Exercise goal: Type out every line below exactly as it reads.

Entries shown:
——————
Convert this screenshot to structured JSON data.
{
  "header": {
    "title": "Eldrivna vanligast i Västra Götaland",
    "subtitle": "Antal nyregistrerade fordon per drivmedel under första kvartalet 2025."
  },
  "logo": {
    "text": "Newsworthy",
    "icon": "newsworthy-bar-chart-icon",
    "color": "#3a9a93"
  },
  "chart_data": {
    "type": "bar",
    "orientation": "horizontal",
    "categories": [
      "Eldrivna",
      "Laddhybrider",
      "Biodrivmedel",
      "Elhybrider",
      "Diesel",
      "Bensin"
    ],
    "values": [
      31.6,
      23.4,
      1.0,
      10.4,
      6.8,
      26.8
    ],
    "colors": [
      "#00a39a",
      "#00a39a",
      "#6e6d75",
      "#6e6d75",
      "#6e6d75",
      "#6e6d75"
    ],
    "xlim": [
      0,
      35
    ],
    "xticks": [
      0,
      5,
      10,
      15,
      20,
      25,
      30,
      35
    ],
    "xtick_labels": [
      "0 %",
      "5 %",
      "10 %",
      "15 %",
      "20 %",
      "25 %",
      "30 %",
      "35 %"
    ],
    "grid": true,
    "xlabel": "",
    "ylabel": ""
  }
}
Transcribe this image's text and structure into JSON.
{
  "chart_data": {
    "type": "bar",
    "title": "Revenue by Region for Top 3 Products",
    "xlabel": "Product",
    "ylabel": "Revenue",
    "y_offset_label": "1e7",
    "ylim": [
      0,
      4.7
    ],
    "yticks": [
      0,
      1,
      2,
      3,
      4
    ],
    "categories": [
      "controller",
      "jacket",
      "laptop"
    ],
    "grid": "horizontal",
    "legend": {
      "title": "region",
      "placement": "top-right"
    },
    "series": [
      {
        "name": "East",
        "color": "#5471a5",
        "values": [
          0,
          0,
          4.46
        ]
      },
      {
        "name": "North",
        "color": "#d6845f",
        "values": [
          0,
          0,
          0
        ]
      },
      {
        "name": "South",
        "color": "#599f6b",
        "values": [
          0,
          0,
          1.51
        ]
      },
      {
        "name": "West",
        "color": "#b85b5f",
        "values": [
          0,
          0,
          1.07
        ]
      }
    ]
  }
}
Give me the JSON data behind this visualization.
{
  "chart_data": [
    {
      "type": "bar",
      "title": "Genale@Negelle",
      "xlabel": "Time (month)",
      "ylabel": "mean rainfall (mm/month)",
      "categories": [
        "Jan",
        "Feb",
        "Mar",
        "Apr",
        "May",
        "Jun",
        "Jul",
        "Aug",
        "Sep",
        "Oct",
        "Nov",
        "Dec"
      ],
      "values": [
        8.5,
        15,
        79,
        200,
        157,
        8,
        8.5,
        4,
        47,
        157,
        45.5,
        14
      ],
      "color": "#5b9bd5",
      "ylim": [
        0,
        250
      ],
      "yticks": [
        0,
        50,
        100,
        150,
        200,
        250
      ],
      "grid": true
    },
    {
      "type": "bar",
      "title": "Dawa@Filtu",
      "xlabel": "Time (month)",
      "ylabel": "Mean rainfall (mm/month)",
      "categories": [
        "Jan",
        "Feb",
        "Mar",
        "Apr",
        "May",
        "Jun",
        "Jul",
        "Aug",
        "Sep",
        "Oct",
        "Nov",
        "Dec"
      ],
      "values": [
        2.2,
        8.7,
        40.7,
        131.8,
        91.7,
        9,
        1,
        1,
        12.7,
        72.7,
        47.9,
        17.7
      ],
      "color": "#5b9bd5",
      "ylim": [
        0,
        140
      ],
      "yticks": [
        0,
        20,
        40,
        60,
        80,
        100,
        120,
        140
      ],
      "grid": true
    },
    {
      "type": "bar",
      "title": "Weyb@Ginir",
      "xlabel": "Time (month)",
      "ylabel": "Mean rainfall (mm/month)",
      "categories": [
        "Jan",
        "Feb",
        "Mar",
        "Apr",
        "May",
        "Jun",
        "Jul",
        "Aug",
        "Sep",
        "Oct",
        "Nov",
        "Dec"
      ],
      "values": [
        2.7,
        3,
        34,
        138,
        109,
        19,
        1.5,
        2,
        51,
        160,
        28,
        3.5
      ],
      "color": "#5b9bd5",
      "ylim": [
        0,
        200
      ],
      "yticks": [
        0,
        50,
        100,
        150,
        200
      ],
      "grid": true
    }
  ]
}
——————
Result of the exercise:
Convert this screenshot to structured JSON data.
{
  "header": {
    "title": "Eldrivna vanligast i Västra Götaland",
    "subtitle": "Antal nyregistrerade fordon per drivmedel under första kvartalet 2025."
  },
  "logo": {
    "text": "Newsworthy",
    "icon": "newsworthy-bar-chart-icon",
    "color": "#3a9a93"
  },
  "chart_data": {
    "type": "bar",
    "orientation": "horizontal",
    "categories": [
      "Eldrivna",
      "Laddhybrider",
      "Biodrivmedel",
      "Elhybrider",
      "Diesel",
      "Bensin"
    ],
    "values": [
      31.6,
      23.4,
      1.0,
      10.4,
      6.8,
      26.8
    ],
    "colors": [
      "#00a39a",
      "#00a39a",
      "#6e6d75",
      "#6e6d75",
      "#6e6d75",
      "#6e6d75"
    ],
    "xlim": [
      0,
      35
    ],
    "xticks": [
      0,
      5,
      10,
      15,
      20,
      25,
      30,
      35
    ],
    "xtick_labels": [
      "0 %",
      "5 %",
      "10 %",
      "15 %",
      "20 %",
      "25 %",
      "30 %",
      "35 %"
    ],
    "grid": true,
    "xlabel": "",
    "ylabel": ""
  }
}
Transcribe this image's text and structure into JSON.
{
  "chart_data": {
    "type": "bar",
    "title": "Revenue by Region for Top 3 Products",
    "xlabel": "Product",
    "ylabel": "Revenue",
    "y_offset_label": "1e7",
    "ylim": [
      0,
      4.7
    ],
    "yticks": [
      0,
      1,
      2,
      3,
      4
    ],
    "categories": [
      "controller",
      "jacket",
      "laptop"
    ],
    "grid": "horizontal",
    "legend": {
      "title": "region",
      "placement": "top-right"
    },
    "series": [
      {
        "name": "East",
        "color": "#5471a5",
        "values": [
          0,
          0,
          4.46
        ]
      },
      {
        "name": "North",
        "color": "#d6845f",
        "values": [
          0,
          0,
          0
        ]
      },
      {
        "name": "South",
        "color": "#599f6b",
        "values": [
          0,
          0,
          1.51
        ]
      },
      {
        "name": "West",
        "color": "#b85b5f",
        "values": [
          0,
          0,
          1.07
        ]
      }
    ]
  }
}
Give me the JSON data behind this visualization.
{
  "chart_data": [
    {
      "type": "bar",
      "title": "Genale@Negelle",
      "xlabel": "Time (month)",
      "ylabel": "mean rainfall (mm/month)",
      "categories": [
        "Jan",
        "Feb",
        "Mar",
        "Apr",
        "May",
        "Jun",
        "Jul",
        "Aug",
        "Sep",
        "Oct",
        "Nov",
        "Dec"
      ],
      "values": [
        8.5,
        15,
        79,
        200,
        157,
        8,
        8.5,
        4,
        47,
        157,
        45.5,
        14
      ],
      "color": "#5b9bd5",
      "ylim": [
        0,
        250
      ],
      "yticks": [
        0,
        50,
        100,
        150,
        200,
        250
      ],
      "grid": true
    },
    {
      "type": "bar",
      "title": "Dawa@Filtu",
      "xlabel": "Time (month)",
      "ylabel": "Mean rainfall (mm/month)",
      "categories": [
        "Jan",
        "Feb",
        "Mar",
        "Apr",
        "May",
        "Jun",
        "Jul",
        "Aug",
        "Sep",
        "Oct",
        "Nov",
        "Dec"
      ],
      "values": [
        2.2,
        8.7,
        40.7,
        131.8,
        91.7,
        9,
        1,
        1,
        12.7,
        72.7,
        47.9,
        17.7
      ],
      "color": "#5b9bd5",
      "ylim": [
        0,
        140
      ],
      "yticks": [
        0,
        20,
        40,
        60,
        80,
        100,
        120,
        140
      ],
      "grid": true
    },
    {
      "type": "bar",
      "title": "Weyb@Ginir",
      "xlabel": "Time (month)",
      "ylabel": "Mean rainfall (mm/month)",
      "categories": [
        "Jan",
        "Feb",
        "Mar",
        "Apr",
        "May",
        "Jun",
        "Jul",
        "Aug",
        "Sep",
        "Oct",
        "Nov",
        "Dec"
      ],
      "values": [
        2.7,
        3,
        34,
        138,
        109,
        19,
        1.5,
        2,
        51,
        160,
        28,
        3.5
      ],
      "color": "#5b9bd5",
      "ylim": [
        0,
        200
      ],
      "yticks": [
        0,
        50,
        100,
        150,
        200
      ],
      "grid": true
    }
  ]
}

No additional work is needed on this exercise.